→ Entries supplied
/---
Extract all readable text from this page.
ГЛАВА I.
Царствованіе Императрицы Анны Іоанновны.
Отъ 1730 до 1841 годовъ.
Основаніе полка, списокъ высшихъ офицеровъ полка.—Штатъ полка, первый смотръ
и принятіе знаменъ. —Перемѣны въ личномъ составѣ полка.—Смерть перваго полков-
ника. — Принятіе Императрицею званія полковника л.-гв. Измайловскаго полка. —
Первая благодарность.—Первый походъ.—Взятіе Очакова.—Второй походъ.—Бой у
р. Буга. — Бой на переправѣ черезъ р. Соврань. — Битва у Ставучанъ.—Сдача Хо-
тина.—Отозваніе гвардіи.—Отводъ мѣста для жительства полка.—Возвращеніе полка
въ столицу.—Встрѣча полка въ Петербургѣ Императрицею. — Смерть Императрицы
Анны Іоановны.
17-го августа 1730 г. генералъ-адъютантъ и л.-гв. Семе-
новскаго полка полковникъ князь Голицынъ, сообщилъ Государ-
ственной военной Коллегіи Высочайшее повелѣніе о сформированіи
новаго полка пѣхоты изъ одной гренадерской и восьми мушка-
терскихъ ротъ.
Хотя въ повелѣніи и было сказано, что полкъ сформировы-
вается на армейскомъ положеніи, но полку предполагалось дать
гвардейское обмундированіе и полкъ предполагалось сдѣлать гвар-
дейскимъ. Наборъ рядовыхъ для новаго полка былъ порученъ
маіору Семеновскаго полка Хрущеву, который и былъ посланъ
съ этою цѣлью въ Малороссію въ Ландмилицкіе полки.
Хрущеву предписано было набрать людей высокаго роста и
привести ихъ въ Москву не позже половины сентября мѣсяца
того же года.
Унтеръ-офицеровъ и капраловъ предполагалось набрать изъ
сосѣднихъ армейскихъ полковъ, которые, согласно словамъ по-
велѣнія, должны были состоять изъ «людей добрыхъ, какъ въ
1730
\---
→ Exercise brief
Using the listing above, retype each line exactly.

→ Output for this task
Extract all readable text from this page.
ГЛАВА I.
Царствованіе Императрицы Анны Іоанновны.
Отъ 1730 до 1841 годовъ.
Основаніе полка, списокъ высшихъ офицеровъ полка.—Штатъ полка, первый смотръ
и принятіе знаменъ. —Перемѣны въ личномъ составѣ полка.—Смерть перваго полков-
ника. — Принятіе Императрицею званія полковника л.-гв. Измайловскаго полка. —
Первая благодарность.—Первый походъ.—Взятіе Очакова.—Второй походъ.—Бой у
р. Буга. — Бой на переправѣ черезъ р. Соврань. — Битва у Ставучанъ.—Сдача Хо-
тина.—Отозваніе гвардіи.—Отводъ мѣста для жительства полка.—Возвращеніе полка
въ столицу.—Встрѣча полка въ Петербургѣ Императрицею. — Смерть Императрицы
Анны Іоановны.
17-го августа 1730 г. генералъ-адъютантъ и л.-гв. Семе-
новскаго полка полковникъ князь Голицынъ, сообщилъ Государ-
ственной военной Коллегіи Высочайшее повелѣніе о сформированіи
новаго полка пѣхоты изъ одной гренадерской и восьми мушка-
терскихъ ротъ.
Хотя въ повелѣніи и было сказано, что полкъ сформировы-
вается на армейскомъ положеніи, но полку предполагалось дать
гвардейское обмундированіе и полкъ предполагалось сдѣлать гвар-
дейскимъ. Наборъ рядовыхъ для новаго полка былъ порученъ
маіору Семеновскаго полка Хрущеву, который и былъ посланъ
съ этою цѣлью въ Малороссію въ Ландмилицкіе полки.
Хрущеву предписано было набрать людей высокаго роста и
привести ихъ въ Москву не позже половины сентября мѣсяца
того же года.
Унтеръ-офицеровъ и капраловъ предполагалось набрать изъ
сосѣднихъ армейскихъ полковъ, которые, согласно словамъ по-
велѣнія, должны были состоять изъ «людей добрыхъ, какъ въ
1730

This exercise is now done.